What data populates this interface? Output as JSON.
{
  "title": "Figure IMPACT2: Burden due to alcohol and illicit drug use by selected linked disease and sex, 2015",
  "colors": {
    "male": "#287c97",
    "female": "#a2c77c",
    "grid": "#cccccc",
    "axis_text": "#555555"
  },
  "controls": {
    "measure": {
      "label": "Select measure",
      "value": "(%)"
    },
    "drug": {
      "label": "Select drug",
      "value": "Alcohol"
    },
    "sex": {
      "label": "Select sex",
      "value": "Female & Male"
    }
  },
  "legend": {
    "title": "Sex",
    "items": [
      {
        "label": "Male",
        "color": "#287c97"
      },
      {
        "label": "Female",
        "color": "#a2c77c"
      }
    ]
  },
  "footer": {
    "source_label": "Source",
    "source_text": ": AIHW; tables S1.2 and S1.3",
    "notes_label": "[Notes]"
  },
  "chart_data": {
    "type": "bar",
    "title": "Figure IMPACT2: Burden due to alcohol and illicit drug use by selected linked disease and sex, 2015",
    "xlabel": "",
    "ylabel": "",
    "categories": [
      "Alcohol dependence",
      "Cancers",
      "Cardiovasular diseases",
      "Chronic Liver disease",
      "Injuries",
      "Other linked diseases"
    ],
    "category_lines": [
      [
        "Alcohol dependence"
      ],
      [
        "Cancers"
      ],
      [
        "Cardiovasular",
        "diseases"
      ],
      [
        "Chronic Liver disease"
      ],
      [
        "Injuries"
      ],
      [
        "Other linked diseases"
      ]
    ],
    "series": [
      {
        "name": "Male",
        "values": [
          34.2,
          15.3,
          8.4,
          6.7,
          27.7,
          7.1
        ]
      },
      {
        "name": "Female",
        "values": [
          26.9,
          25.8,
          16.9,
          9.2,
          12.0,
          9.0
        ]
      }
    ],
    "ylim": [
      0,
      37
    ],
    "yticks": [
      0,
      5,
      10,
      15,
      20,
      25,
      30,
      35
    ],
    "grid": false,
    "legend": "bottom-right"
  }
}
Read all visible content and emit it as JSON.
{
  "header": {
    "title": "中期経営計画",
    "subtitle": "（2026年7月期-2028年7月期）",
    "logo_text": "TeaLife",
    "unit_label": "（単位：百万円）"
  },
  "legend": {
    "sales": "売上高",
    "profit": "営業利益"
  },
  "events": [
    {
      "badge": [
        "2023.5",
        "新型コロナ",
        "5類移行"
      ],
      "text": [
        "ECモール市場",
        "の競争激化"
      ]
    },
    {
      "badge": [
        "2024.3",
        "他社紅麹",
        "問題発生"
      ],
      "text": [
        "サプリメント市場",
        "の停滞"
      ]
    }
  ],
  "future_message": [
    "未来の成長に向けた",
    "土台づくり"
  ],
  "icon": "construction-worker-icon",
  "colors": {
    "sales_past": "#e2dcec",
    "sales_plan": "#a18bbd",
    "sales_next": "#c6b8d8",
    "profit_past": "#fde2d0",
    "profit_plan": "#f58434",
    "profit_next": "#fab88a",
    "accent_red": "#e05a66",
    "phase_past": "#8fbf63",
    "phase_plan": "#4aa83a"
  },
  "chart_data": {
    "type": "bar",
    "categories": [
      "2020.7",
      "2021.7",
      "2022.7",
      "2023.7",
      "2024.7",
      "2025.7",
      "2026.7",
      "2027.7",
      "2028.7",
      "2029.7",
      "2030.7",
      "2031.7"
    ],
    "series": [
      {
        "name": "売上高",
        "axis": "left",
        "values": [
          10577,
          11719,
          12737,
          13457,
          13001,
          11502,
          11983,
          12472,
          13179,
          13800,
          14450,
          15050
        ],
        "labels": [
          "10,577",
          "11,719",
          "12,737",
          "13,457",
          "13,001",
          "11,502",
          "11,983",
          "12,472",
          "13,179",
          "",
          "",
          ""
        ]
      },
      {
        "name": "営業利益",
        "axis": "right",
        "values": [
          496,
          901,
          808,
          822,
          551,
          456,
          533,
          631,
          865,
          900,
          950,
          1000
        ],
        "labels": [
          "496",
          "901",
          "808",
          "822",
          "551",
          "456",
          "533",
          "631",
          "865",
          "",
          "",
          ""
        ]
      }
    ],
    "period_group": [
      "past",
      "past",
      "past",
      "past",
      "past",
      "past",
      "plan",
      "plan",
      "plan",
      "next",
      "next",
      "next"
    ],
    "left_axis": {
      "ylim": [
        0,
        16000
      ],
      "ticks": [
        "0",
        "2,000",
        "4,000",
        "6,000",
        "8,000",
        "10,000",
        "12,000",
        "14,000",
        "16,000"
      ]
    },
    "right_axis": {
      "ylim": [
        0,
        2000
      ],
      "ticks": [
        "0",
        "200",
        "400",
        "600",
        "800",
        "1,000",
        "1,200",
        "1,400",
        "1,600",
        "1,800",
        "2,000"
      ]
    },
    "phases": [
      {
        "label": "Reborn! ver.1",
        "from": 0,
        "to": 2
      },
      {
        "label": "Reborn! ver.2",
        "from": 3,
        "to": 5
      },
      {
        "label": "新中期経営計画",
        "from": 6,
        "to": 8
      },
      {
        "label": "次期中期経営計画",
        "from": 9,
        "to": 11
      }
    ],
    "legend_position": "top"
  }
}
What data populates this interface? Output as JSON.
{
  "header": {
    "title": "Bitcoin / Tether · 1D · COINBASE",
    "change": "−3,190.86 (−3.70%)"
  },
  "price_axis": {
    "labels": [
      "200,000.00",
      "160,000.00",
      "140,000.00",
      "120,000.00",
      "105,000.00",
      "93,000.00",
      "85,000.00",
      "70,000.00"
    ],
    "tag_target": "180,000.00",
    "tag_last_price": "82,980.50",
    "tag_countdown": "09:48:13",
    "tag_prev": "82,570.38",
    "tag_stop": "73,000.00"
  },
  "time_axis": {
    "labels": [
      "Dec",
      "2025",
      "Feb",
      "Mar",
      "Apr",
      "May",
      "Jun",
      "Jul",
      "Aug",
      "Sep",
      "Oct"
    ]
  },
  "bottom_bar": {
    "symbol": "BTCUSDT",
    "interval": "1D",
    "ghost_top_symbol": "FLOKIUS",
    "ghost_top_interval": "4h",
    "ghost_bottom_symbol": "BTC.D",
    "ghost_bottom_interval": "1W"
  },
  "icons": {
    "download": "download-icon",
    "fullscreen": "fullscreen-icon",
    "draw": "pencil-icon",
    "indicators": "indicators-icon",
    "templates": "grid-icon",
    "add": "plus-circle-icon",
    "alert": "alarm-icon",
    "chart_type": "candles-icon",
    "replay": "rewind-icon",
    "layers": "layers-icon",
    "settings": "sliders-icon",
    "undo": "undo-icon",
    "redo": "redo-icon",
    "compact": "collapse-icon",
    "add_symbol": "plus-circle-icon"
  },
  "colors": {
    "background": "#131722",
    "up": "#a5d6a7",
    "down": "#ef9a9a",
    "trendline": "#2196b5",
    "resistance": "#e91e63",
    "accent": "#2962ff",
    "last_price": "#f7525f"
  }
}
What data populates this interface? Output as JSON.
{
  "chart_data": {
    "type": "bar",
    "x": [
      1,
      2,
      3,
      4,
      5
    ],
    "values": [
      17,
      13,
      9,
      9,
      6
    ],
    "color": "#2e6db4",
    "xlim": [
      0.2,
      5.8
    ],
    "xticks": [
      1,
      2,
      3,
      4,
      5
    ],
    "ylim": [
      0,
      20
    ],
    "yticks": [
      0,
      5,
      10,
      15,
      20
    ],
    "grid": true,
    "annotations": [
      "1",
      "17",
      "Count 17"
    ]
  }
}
============
Task description: Output every record above exactly as it appears.

Final result:
What data populates this interface? Output as JSON.
{
  "title": "Figure IMPACT2: Burden due to alcohol and illicit drug use by selected linked disease and sex, 2015",
  "colors": {
    "male": "#287c97",
    "female": "#a2c77c",
    "grid": "#cccccc",
    "axis_text": "#555555"
  },
  "controls": {
    "measure": {
      "label": "Select measure",
      "value": "(%)"
    },
    "drug": {
      "label": "Select drug",
      "value": "Alcohol"
    },
    "sex": {
      "label": "Select sex",
      "value": "Female & Male"
    }
  },
  "legend": {
    "title": "Sex",
    "items": [
      {
        "label": "Male",
        "color": "#287c97"
      },
      {
        "label": "Female",
        "color": "#a2c77c"
      }
    ]
  },
  "footer": {
    "source_label": "Source",
    "source_text": ": AIHW; tables S1.2 and S1.3",
    "notes_label": "[Notes]"
  },
  "chart_data": {
    "type": "bar",
    "title": "Figure IMPACT2: Burden due to alcohol and illicit drug use by selected linked disease and sex, 2015",
    "xlabel": "",
    "ylabel": "",
    "categories": [
      "Alcohol dependence",
      "Cancers",
      "Cardiovasular diseases",
      "Chronic Liver disease",
      "Injuries",
      "Other linked diseases"
    ],
    "category_lines": [
      [
        "Alcohol dependence"
      ],
      [
        "Cancers"
      ],
      [
        "Cardiovasular",
        "diseases"
      ],
      [
        "Chronic Liver disease"
      ],
      [
        "Injuries"
      ],
      [
        "Other linked diseases"
      ]
    ],
    "series": [
      {
        "name": "Male",
        "values": [
          34.2,
          15.3,
          8.4,
          6.7,
          27.7,
          7.1
        ]
      },
      {
        "name": "Female",
        "values": [
          26.9,
          25.8,
          16.9,
          9.2,
          12.0,
          9.0
        ]
      }
    ],
    "ylim": [
      0,
      37
    ],
    "yticks": [
      0,
      5,
      10,
      15,
      20,
      25,
      30,
      35
    ],
    "grid": false,
    "legend": "bottom-right"
  }
}
Read all visible content and emit it as JSON.
{
  "header": {
    "title": "中期経営計画",
    "subtitle": "（2026年7月期-2028年7月期）",
    "logo_text": "TeaLife",
    "unit_label": "（単位：百万円）"
  },
  "legend": {
    "sales": "売上高",
    "profit": "営業利益"
  },
  "events": [
    {
      "badge": [
        "2023.5",
        "新型コロナ",
        "5類移行"
      ],
      "text": [
        "ECモール市場",
        "の競争激化"
      ]
    },
    {
      "badge": [
        "2024.3",
        "他社紅麹",
        "問題発生"
      ],
      "text": [
        "サプリメント市場",
        "の停滞"
      ]
    }
  ],
  "future_message": [
    "未来の成長に向けた",
    "土台づくり"
  ],
  "icon": "construction-worker-icon",
  "colors": {
    "sales_past": "#e2dcec",
    "sales_plan": "#a18bbd",
    "sales_next": "#c6b8d8",
    "profit_past": "#fde2d0",
    "profit_plan": "#f58434",
    "profit_next": "#fab88a",
    "accent_red": "#e05a66",
    "phase_past": "#8fbf63",
    "phase_plan": "#4aa83a"
  },
  "chart_data": {
    "type": "bar",
    "categories": [
      "2020.7",
      "2021.7",
      "2022.7",
      "2023.7",
      "2024.7",
      "2025.7",
      "2026.7",
      "2027.7",
      "2028.7",
      "2029.7",
      "2030.7",
      "2031.7"
    ],
    "series": [
      {
        "name": "売上高",
        "axis": "left",
        "values": [
          10577,
          11719,
          12737,
          13457,
          13001,
          11502,
          11983,
          12472,
          13179,
          13800,
          14450,
          15050
        ],
        "labels": [
          "10,577",
          "11,719",
          "12,737",
          "13,457",
          "13,001",
          "11,502",
          "11,983",
          "12,472",
          "13,179",
          "",
          "",
          ""
        ]
      },
      {
        "name": "営業利益",
        "axis": "right",
        "values": [
          496,
          901,
          808,
          822,
          551,
          456,
          533,
          631,
          865,
          900,
          950,
          1000
        ],
        "labels": [
          "496",
          "901",
          "808",
          "822",
          "551",
          "456",
          "533",
          "631",
          "865",
          "",
          "",
          ""
        ]
      }
    ],
    "period_group": [
      "past",
      "past",
      "past",
      "past",
      "past",
      "past",
      "plan",
      "plan",
      "plan",
      "next",
      "next",
      "next"
    ],
    "left_axis": {
      "ylim": [
        0,
        16000
      ],
      "ticks": [
        "0",
        "2,000",
        "4,000",
        "6,000",
        "8,000",
        "10,000",
        "12,000",
        "14,000",
        "16,000"
      ]
    },
    "right_axis": {
      "ylim": [
        0,
        2000
      ],
      "ticks": [
        "0",
        "200",
        "400",
        "600",
        "800",
        "1,000",
        "1,200",
        "1,400",
        "1,600",
        "1,800",
        "2,000"
      ]
    },
    "phases": [
      {
        "label": "Reborn! ver.1",
        "from": 0,
        "to": 2
      },
      {
        "label": "Reborn! ver.2",
        "from": 3,
        "to": 5
      },
      {
        "label": "新中期経営計画",
        "from": 6,
        "to": 8
      },
      {
        "label": "次期中期経営計画",
        "from": 9,
        "to": 11
      }
    ],
    "legend_position": "top"
  }
}
What data populates this interface? Output as JSON.
{
  "header": {
    "title": "Bitcoin / Tether · 1D · COINBASE",
    "change": "−3,190.86 (−3.70%)"
  },
  "price_axis": {
    "labels": [
      "200,000.00",
      "160,000.00",
      "140,000.00",
      "120,000.00",
      "105,000.00",
      "93,000.00",
      "85,000.00",
      "70,000.00"
    ],
    "tag_target": "180,000.00",
    "tag_last_price": "82,980.50",
    "tag_countdown": "09:48:13",
    "tag_prev": "82,570.38",
    "tag_stop": "73,000.00"
  },
  "time_axis": {
    "labels": [
      "Dec",
      "2025",
      "Feb",
      "Mar",
      "Apr",
      "May",
      "Jun",
      "Jul",
      "Aug",
      "Sep",
      "Oct"
    ]
  },
  "bottom_bar": {
    "symbol": "BTCUSDT",
    "interval": "1D",
    "ghost_top_symbol": "FLOKIUS",
    "ghost_top_interval": "4h",
    "ghost_bottom_symbol": "BTC.D",
    "ghost_bottom_interval": "1W"
  },
  "icons": {
    "download": "download-icon",
    "fullscreen": "fullscreen-icon",
    "draw": "pencil-icon",
    "indicators": "indicators-icon",
    "templates": "grid-icon",
    "add": "plus-circle-icon",
    "alert": "alarm-icon",
    "chart_type": "candles-icon",
    "replay": "rewind-icon",
    "layers": "layers-icon",
    "settings": "sliders-icon",
    "undo": "undo-icon",
    "redo": "redo-icon",
    "compact": "collapse-icon",
    "add_symbol": "plus-circle-icon"
  },
  "colors": {
    "background": "#131722",
    "up": "#a5d6a7",
    "down": "#ef9a9a",
    "trendline": "#2196b5",
    "resistance": "#e91e63",
    "accent": "#2962ff",
    "last_price": "#f7525f"
  }
}
What data populates this interface? Output as JSON.
{
  "chart_data": {
    "type": "bar",
    "x": [
      1,
      2,
      3,
      4,
      5
    ],
    "values": [
      17,
      13,
      9,
      9,
      6
    ],
    "color": "#2e6db4",
    "xlim": [
      0.2,
      5.8
    ],
    "xticks": [
      1,
      2,
      3,
      4,
      5
    ],
    "ylim": [
      0,
      20
    ],
    "yticks": [
      0,
      5,
      10,
      15,
      20
    ],
    "grid": true,
    "annotations": [
      "1",
      "17",
      "Count 17"
    ]
  }
}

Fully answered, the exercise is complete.